Copy every line of the data that includes the string "title".

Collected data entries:
• • • • • • •
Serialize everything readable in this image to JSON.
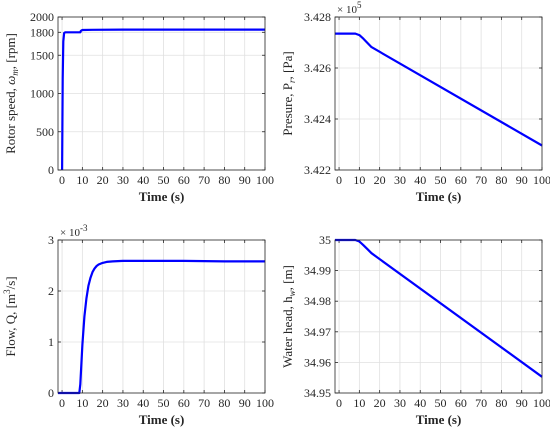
{
  "chart_data": [
    {
      "type": "line",
      "id": "rotor",
      "xlabel": "Time (s)",
      "ylabel": [
        "Rotor speed, ",
        "ω",
        "m",
        ", [rpm]"
      ],
      "xlim": [
        -2,
        100
      ],
      "ylim": [
        0,
        2000
      ],
      "xticks": [
        0,
        10,
        20,
        30,
        40,
        50,
        60,
        70,
        80,
        90,
        100
      ],
      "yticks": [
        0,
        500,
        1000,
        1500,
        1800,
        2000
      ],
      "ytick_labels": [
        "0",
        "500",
        "1000",
        "1500",
        "1800",
        "2000"
      ],
      "exponent_base": "",
      "exponent": "",
      "grid": true,
      "color": "#0000ff",
      "series": [
        {
          "x": [
            0,
            0.3,
            0.6,
            1.0,
            1.5,
            2,
            5,
            8.5,
            9,
            9.3,
            10,
            15,
            30,
            60,
            100
          ],
          "y": [
            0,
            1200,
            1680,
            1790,
            1800,
            1800,
            1800,
            1800,
            1800,
            1820,
            1830,
            1833,
            1835,
            1835,
            1835
          ]
        }
      ]
    },
    {
      "type": "line",
      "id": "pressure",
      "xlabel": "Time (s)",
      "ylabel": [
        "Presure, P",
        "r",
        ", [Pa]"
      ],
      "xlim": [
        -2,
        100
      ],
      "ylim": [
        342200,
        342800
      ],
      "xticks": [
        0,
        10,
        20,
        30,
        40,
        50,
        60,
        70,
        80,
        90,
        100
      ],
      "yticks": [
        342200,
        342400,
        342600,
        342800
      ],
      "ytick_labels": [
        "3.422",
        "3.424",
        "3.426",
        "3.428"
      ],
      "exponent_base": "× 10",
      "exponent": "5",
      "grid": true,
      "color": "#0000ff",
      "series": [
        {
          "x": [
            -2,
            0,
            8,
            10,
            12,
            14,
            16,
            100
          ],
          "y": [
            342735,
            342735,
            342735,
            342729,
            342715,
            342698,
            342682,
            342296
          ]
        }
      ]
    },
    {
      "type": "line",
      "id": "flow",
      "xlabel": "Time (s)",
      "ylabel": [
        "Flow, Q, [m",
        "3",
        "/s]"
      ],
      "xlim": [
        -2,
        100
      ],
      "ylim": [
        0,
        0.003
      ],
      "xticks": [
        0,
        10,
        20,
        30,
        40,
        50,
        60,
        70,
        80,
        90,
        100
      ],
      "yticks": [
        0,
        0.001,
        0.002,
        0.003
      ],
      "ytick_labels": [
        "0",
        "1",
        "2",
        "3"
      ],
      "exponent_base": "× 10",
      "exponent": "-3",
      "grid": true,
      "color": "#0000ff",
      "series": [
        {
          "x": [
            -2,
            0,
            5,
            8.5,
            9,
            10,
            11,
            12,
            13,
            14,
            15,
            16,
            17,
            18,
            20,
            22,
            25,
            30,
            40,
            60,
            80,
            100
          ],
          "y": [
            0,
            0,
            0,
            0,
            0.00017,
            0.00095,
            0.0015,
            0.00185,
            0.0021,
            0.00226,
            0.00237,
            0.00244,
            0.00249,
            0.00252,
            0.00255,
            0.00257,
            0.00258,
            0.00259,
            0.00259,
            0.00259,
            0.00258,
            0.00258
          ]
        }
      ]
    },
    {
      "type": "line",
      "id": "head",
      "xlabel": "Time (s)",
      "ylabel": [
        "Water head, h",
        "w",
        ", [m]"
      ],
      "xlim": [
        -2,
        100
      ],
      "ylim": [
        34.95,
        35
      ],
      "xticks": [
        0,
        10,
        20,
        30,
        40,
        50,
        60,
        70,
        80,
        90,
        100
      ],
      "yticks": [
        34.95,
        34.96,
        34.97,
        34.98,
        34.99,
        35
      ],
      "ytick_labels": [
        "34.95",
        "34.96",
        "34.97",
        "34.98",
        "34.99",
        "35"
      ],
      "exponent_base": "",
      "exponent": "",
      "grid": true,
      "color": "#0000ff",
      "series": [
        {
          "x": [
            -2,
            0,
            8,
            10,
            12,
            14,
            16,
            100
          ],
          "y": [
            35,
            35,
            35,
            34.9995,
            34.9983,
            34.997,
            34.9957,
            34.9553
          ]
        }
      ]
    }
  ]
}
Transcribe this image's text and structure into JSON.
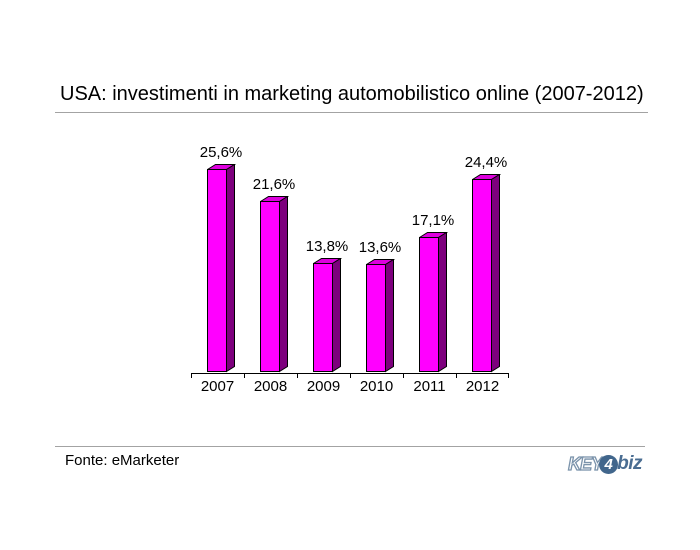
{
  "title": "USA: investimenti in marketing automobilistico online (2007-2012)",
  "footer": {
    "source": "Fonte: eMarketer"
  },
  "logo": {
    "key": "KEY",
    "four": "4",
    "biz": "biz"
  },
  "chart_data": {
    "type": "bar",
    "title": "USA: investimenti in marketing automobilistico online (2007-2012)",
    "categories": [
      "2007",
      "2008",
      "2009",
      "2010",
      "2011",
      "2012"
    ],
    "values": [
      25.6,
      21.6,
      13.8,
      13.6,
      17.1,
      24.4
    ],
    "value_labels": [
      "25,6%",
      "21,6%",
      "13,8%",
      "13,6%",
      "17,1%",
      "24,4%"
    ],
    "unit": "%",
    "xlabel": "",
    "ylabel": "",
    "ylim": [
      0,
      28
    ],
    "grid": false,
    "legend": null,
    "style": "3d-bars",
    "colors": {
      "bar_front": "#FF00FF",
      "bar_top": "#DD00DD",
      "bar_side": "#7D007D",
      "bar_outline": "#000000",
      "rule_gray": "#A3A3A3",
      "logo_blue": "#4A6D92"
    }
  }
}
• • • • • • •
◆ Exercise answer ◆
  "title": "USA: investimenti in marketing automobilistico online (2007-2012)",
    "title": "USA: investimenti in marketing automobilistico online (2007-2012)",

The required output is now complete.